_Exercise brief:_ Copy all lines of the listing that include the string "kills".

--- start of Stored records ---

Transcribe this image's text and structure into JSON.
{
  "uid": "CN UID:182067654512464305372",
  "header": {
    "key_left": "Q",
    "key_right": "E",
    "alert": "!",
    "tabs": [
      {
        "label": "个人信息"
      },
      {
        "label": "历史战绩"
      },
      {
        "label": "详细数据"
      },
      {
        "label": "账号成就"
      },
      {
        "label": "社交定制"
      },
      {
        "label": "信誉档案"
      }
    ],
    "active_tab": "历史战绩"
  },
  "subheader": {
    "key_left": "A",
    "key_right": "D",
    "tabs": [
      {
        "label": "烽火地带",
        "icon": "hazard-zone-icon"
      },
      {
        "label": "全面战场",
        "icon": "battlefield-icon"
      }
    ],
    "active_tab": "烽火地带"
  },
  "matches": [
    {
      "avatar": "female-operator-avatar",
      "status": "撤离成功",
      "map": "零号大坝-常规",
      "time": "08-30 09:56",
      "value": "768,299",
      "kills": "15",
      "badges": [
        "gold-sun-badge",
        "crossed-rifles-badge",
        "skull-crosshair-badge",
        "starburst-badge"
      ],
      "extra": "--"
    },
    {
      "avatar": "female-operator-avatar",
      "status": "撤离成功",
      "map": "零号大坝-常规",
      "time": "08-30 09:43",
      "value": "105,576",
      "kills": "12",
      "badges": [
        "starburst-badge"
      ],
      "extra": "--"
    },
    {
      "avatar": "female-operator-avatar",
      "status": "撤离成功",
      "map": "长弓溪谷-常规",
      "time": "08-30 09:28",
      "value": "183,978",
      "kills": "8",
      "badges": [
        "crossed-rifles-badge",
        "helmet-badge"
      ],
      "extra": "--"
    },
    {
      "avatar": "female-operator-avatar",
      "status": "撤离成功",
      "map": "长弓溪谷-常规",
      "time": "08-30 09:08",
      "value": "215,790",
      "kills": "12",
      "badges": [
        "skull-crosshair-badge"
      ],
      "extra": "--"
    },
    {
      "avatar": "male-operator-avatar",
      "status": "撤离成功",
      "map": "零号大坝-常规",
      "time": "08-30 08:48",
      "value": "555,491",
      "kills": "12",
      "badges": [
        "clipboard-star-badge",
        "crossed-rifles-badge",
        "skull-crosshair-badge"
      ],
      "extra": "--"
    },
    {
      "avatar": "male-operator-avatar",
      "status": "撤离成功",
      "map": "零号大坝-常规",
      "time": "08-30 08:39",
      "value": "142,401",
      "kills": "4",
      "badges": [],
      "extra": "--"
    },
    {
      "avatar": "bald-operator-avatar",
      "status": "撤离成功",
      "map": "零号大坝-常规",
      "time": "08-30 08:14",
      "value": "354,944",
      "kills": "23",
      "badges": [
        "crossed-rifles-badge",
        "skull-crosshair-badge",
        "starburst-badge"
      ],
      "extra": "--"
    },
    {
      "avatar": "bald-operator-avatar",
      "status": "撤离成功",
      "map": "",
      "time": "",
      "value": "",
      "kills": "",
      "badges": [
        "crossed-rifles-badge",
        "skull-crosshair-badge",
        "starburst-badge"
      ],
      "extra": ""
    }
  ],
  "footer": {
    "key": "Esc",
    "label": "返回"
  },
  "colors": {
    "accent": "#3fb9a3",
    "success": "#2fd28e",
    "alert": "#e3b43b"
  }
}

--- end of Stored records ---

_Written answer:_
      "kills": "15",
      "kills": "12",
      "kills": "8",
      "kills": "12",
      "kills": "12",
      "kills": "4",
      "kills": "23",
      "kills": "",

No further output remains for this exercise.